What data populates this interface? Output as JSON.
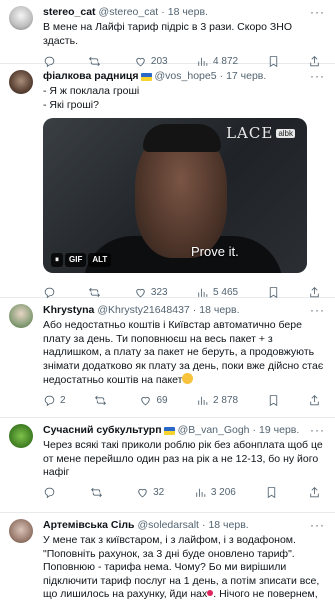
{
  "tweets": [
    {
      "name": "stereo_cat",
      "handle": "@stereo_cat",
      "time": "18 черв.",
      "lines": [
        "В мене на Лайфі тариф підріс в 3 рази. Скоро ЗНО здасть."
      ],
      "replies": "",
      "retweets": "",
      "likes": "203",
      "views": "4 872"
    },
    {
      "name": "фіалкова радниця",
      "handle": "@vos_hope5",
      "time": "17 черв.",
      "lines": [
        "- Я ж поклала гроші",
        "- Які гроші?"
      ],
      "media": {
        "subtitle": "Prove it.",
        "logo": "LACE",
        "logo_badge": "albk",
        "badges": [
          "⏸",
          "GIF",
          "ALT"
        ]
      },
      "replies": "",
      "retweets": "",
      "likes": "323",
      "views": "5 465"
    },
    {
      "name": "Khrystyna",
      "handle": "@Khrysty21648437",
      "time": "18 черв.",
      "lines": [
        "Або недостатньо коштів і Київстар автоматично бере плату за день. Ти поповнюєш на весь пакет + з надлишком, а плату за пакет не беруть, а продовжують знімати додатково як плату за день, поки вже дійсно стає недостатньо коштів на пакет"
      ],
      "replies": "2",
      "retweets": "",
      "likes": "69",
      "views": "2 878"
    },
    {
      "name": "Сучасний субкультурп",
      "handle": "@B_van_Gogh",
      "time": "19 черв.",
      "lines": [
        "Через всякі такі приколи роблю рік без абонплата щоб це от мене перейшло один раз на рік а не 12-13, бо ну його нафіг"
      ],
      "replies": "",
      "retweets": "",
      "likes": "32",
      "views": "3 206"
    },
    {
      "name": "Артемівська Сіль",
      "handle": "@soledarsalt",
      "time": "18 черв.",
      "lines": [
        "У мене так з київстаром, і з лайфом, і з водафоном. \"Поповніть рахунок, за 3 дні буде оновлено тариф\". Поповнюю - тарифа нема. Чому? Бо ми вирішили підключити тариф послуг на 1 день, а потім зписати все, що лишилось на рахунку, йди нах",
        "Нічого не повернем, бо"
      ],
      "replies": "",
      "retweets": "",
      "likes": "",
      "views": ""
    }
  ],
  "colors": {
    "text": "#0f1419",
    "secondary": "#536471",
    "divider": "#e7e9ea",
    "flag_blue": "#2a68c8",
    "flag_yellow": "#f6d32d"
  },
  "icons": [
    "reply-icon",
    "retweet-icon",
    "like-icon",
    "views-icon",
    "bookmark-icon",
    "share-icon",
    "more-icon"
  ]
}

▶ [Set exercise]
Leave every image out, and retype the material exactly.

▶ [Response below]
What data populates this interface? Output as JSON.
{
  "tweets": [
    {
      "name": "stereo_cat",
      "handle": "@stereo_cat",
      "time": "18 черв.",
      "lines": [
        "В мене на Лайфі тариф підріс в 3 рази. Скоро ЗНО здасть."
      ],
      "replies": "",
      "retweets": "",
      "likes": "203",
      "views": "4 872"
    },
    {
      "name": "фіалкова радниця",
      "handle": "@vos_hope5",
      "time": "17 черв.",
      "lines": [
        "- Я ж поклала гроші",
        "- Які гроші?"
      ],
      "media": {
        "subtitle": "Prove it.",
        "logo": "LACE",
        "logo_badge": "albk",
        "badges": [
          "⏸",
          "GIF",
          "ALT"
        ]
      },
      "replies": "",
      "retweets": "",
      "likes": "323",
      "views": "5 465"
    },
    {
      "name": "Khrystyna",
      "handle": "@Khrysty21648437",
      "time": "18 черв.",
      "lines": [
        "Або недостатньо коштів і Київстар автоматично бере плату за день. Ти поповнюєш на весь пакет + з надлишком, а плату за пакет не беруть, а продовжують знімати додатково як плату за день, поки вже дійсно стає недостатньо коштів на пакет"
      ],
      "replies": "2",
      "retweets": "",
      "likes": "69",
      "views": "2 878"
    },
    {
      "name": "Сучасний субкультурп",
      "handle": "@B_van_Gogh",
      "time": "19 черв.",
      "lines": [
        "Через всякі такі приколи роблю рік без абонплата щоб це от мене перейшло один раз на рік а не 12-13, бо ну його нафіг"
      ],
      "replies": "",
      "retweets": "",
      "likes": "32",
      "views": "3 206"
    },
    {
      "name": "Артемівська Сіль",
      "handle": "@soledarsalt",
      "time": "18 черв.",
      "lines": [
        "У мене так з київстаром, і з лайфом, і з водафоном. \"Поповніть рахунок, за 3 дні буде оновлено тариф\". Поповнюю - тарифа нема. Чому? Бо ми вирішили підключити тариф послуг на 1 день, а потім зписати все, що лишилось на рахунку, йди нах",
        "Нічого не повернем, бо"
      ],
      "replies": "",
      "retweets": "",
      "likes": "",
      "views": ""
    }
  ],
  "colors": {
    "text": "#0f1419",
    "secondary": "#536471",
    "divider": "#e7e9ea",
    "flag_blue": "#2a68c8",
    "flag_yellow": "#f6d32d"
  },
  "icons": [
    "reply-icon",
    "retweet-icon",
    "like-icon",
    "views-icon",
    "bookmark-icon",
    "share-icon",
    "more-icon"
  ]
}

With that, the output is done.